Material for this task:
________________

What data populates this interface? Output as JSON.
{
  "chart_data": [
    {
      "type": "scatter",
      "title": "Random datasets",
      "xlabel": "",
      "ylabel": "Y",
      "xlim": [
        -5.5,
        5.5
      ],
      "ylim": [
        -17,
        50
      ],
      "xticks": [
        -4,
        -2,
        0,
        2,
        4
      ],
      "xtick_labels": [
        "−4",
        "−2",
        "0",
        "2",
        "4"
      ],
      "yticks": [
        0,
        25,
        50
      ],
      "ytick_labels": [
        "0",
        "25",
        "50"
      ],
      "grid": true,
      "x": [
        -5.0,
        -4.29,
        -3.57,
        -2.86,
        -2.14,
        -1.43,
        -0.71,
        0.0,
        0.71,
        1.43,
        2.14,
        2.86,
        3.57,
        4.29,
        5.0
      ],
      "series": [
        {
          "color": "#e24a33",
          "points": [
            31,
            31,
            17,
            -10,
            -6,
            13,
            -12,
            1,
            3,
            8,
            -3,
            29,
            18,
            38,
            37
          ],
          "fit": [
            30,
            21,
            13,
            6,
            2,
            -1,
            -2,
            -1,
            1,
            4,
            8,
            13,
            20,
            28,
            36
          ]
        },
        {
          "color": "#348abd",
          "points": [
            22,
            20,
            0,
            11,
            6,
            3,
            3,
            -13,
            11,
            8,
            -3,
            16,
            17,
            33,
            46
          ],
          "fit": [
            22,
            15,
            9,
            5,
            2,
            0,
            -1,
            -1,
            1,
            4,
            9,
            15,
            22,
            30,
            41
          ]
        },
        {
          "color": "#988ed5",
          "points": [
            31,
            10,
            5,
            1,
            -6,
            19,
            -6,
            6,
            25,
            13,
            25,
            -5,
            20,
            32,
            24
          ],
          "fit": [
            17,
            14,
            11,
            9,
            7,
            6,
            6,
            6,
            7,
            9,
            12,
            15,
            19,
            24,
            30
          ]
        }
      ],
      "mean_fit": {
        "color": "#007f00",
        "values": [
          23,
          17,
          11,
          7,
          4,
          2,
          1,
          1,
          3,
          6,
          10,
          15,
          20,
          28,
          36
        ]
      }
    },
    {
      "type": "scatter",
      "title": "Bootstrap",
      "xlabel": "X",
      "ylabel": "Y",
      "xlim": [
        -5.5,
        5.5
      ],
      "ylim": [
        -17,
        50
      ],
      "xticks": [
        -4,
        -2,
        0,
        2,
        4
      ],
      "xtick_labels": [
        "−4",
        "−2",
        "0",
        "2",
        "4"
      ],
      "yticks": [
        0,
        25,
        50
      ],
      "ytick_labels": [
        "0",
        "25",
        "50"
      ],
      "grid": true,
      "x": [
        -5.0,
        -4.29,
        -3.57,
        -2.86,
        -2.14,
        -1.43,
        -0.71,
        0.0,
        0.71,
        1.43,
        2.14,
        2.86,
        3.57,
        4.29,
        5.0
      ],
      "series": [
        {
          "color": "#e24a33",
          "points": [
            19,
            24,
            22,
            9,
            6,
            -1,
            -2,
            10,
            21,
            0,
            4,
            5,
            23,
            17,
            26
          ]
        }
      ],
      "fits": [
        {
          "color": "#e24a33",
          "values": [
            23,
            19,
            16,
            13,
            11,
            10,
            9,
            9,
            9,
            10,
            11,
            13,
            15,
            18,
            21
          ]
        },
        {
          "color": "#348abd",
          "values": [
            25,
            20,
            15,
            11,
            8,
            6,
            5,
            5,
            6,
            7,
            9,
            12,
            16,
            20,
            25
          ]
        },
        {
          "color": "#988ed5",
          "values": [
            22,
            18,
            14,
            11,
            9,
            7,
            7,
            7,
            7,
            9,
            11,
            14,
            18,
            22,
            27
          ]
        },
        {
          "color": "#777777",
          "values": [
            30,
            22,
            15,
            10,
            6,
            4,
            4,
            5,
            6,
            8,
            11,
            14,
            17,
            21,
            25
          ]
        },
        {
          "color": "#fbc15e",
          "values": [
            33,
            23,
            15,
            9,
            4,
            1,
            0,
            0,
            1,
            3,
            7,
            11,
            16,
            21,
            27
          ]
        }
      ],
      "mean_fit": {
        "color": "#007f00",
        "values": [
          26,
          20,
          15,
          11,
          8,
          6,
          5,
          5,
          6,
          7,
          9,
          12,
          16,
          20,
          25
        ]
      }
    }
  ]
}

________________

Request:
Your task is to repeat each line of the material exactly.

Expected answer:
What data populates this interface? Output as JSON.
{
  "chart_data": [
    {
      "type": "scatter",
      "title": "Random datasets",
      "xlabel": "",
      "ylabel": "Y",
      "xlim": [
        -5.5,
        5.5
      ],
      "ylim": [
        -17,
        50
      ],
      "xticks": [
        -4,
        -2,
        0,
        2,
        4
      ],
      "xtick_labels": [
        "−4",
        "−2",
        "0",
        "2",
        "4"
      ],
      "yticks": [
        0,
        25,
        50
      ],
      "ytick_labels": [
        "0",
        "25",
        "50"
      ],
      "grid": true,
      "x": [
        -5.0,
        -4.29,
        -3.57,
        -2.86,
        -2.14,
        -1.43,
        -0.71,
        0.0,
        0.71,
        1.43,
        2.14,
        2.86,
        3.57,
        4.29,
        5.0
      ],
      "series": [
        {
          "color": "#e24a33",
          "points": [
            31,
            31,
            17,
            -10,
            -6,
            13,
            -12,
            1,
            3,
            8,
            -3,
            29,
            18,
            38,
            37
          ],
          "fit": [
            30,
            21,
            13,
            6,
            2,
            -1,
            -2,
            -1,
            1,
            4,
            8,
            13,
            20,
            28,
            36
          ]
        },
        {
          "color": "#348abd",
          "points": [
            22,
            20,
            0,
            11,
            6,
            3,
            3,
            -13,
            11,
            8,
            -3,
            16,
            17,
            33,
            46
          ],
          "fit": [
            22,
            15,
            9,
            5,
            2,
            0,
            -1,
            -1,
            1,
            4,
            9,
            15,
            22,
            30,
            41
          ]
        },
        {
          "color": "#988ed5",
          "points": [
            31,
            10,
            5,
            1,
            -6,
            19,
            -6,
            6,
            25,
            13,
            25,
            -5,
            20,
            32,
            24
          ],
          "fit": [
            17,
            14,
            11,
            9,
            7,
            6,
            6,
            6,
            7,
            9,
            12,
            15,
            19,
            24,
            30
          ]
        }
      ],
      "mean_fit": {
        "color": "#007f00",
        "values": [
          23,
          17,
          11,
          7,
          4,
          2,
          1,
          1,
          3,
          6,
          10,
          15,
          20,
          28,
          36
        ]
      }
    },
    {
      "type": "scatter",
      "title": "Bootstrap",
      "xlabel": "X",
      "ylabel": "Y",
      "xlim": [
        -5.5,
        5.5
      ],
      "ylim": [
        -17,
        50
      ],
      "xticks": [
        -4,
        -2,
        0,
        2,
        4
      ],
      "xtick_labels": [
        "−4",
        "−2",
        "0",
        "2",
        "4"
      ],
      "yticks": [
        0,
        25,
        50
      ],
      "ytick_labels": [
        "0",
        "25",
        "50"
      ],
      "grid": true,
      "x": [
        -5.0,
        -4.29,
        -3.57,
        -2.86,
        -2.14,
        -1.43,
        -0.71,
        0.0,
        0.71,
        1.43,
        2.14,
        2.86,
        3.57,
        4.29,
        5.0
      ],
      "series": [
        {
          "color": "#e24a33",
          "points": [
            19,
            24,
            22,
            9,
            6,
            -1,
            -2,
            10,
            21,
            0,
            4,
            5,
            23,
            17,
            26
          ]
        }
      ],
      "fits": [
        {
          "color": "#e24a33",
          "values": [
            23,
            19,
            16,
            13,
            11,
            10,
            9,
            9,
            9,
            10,
            11,
            13,
            15,
            18,
            21
          ]
        },
        {
          "color": "#348abd",
          "values": [
            25,
            20,
            15,
            11,
            8,
            6,
            5,
            5,
            6,
            7,
            9,
            12,
            16,
            20,
            25
          ]
        },
        {
          "color": "#988ed5",
          "values": [
            22,
            18,
            14,
            11,
            9,
            7,
            7,
            7,
            7,
            9,
            11,
            14,
            18,
            22,
            27
          ]
        },
        {
          "color": "#777777",
          "values": [
            30,
            22,
            15,
            10,
            6,
            4,
            4,
            5,
            6,
            8,
            11,
            14,
            17,
            21,
            25
          ]
        },
        {
          "color": "#fbc15e",
          "values": [
            33,
            23,
            15,
            9,
            4,
            1,
            0,
            0,
            1,
            3,
            7,
            11,
            16,
            21,
            27
          ]
        }
      ],
      "mean_fit": {
        "color": "#007f00",
        "values": [
          26,
          20,
          15,
          11,
          8,
          6,
          5,
          5,
          6,
          7,
          9,
          12,
          16,
          20,
          25
        ]
      }
    }
  ]
}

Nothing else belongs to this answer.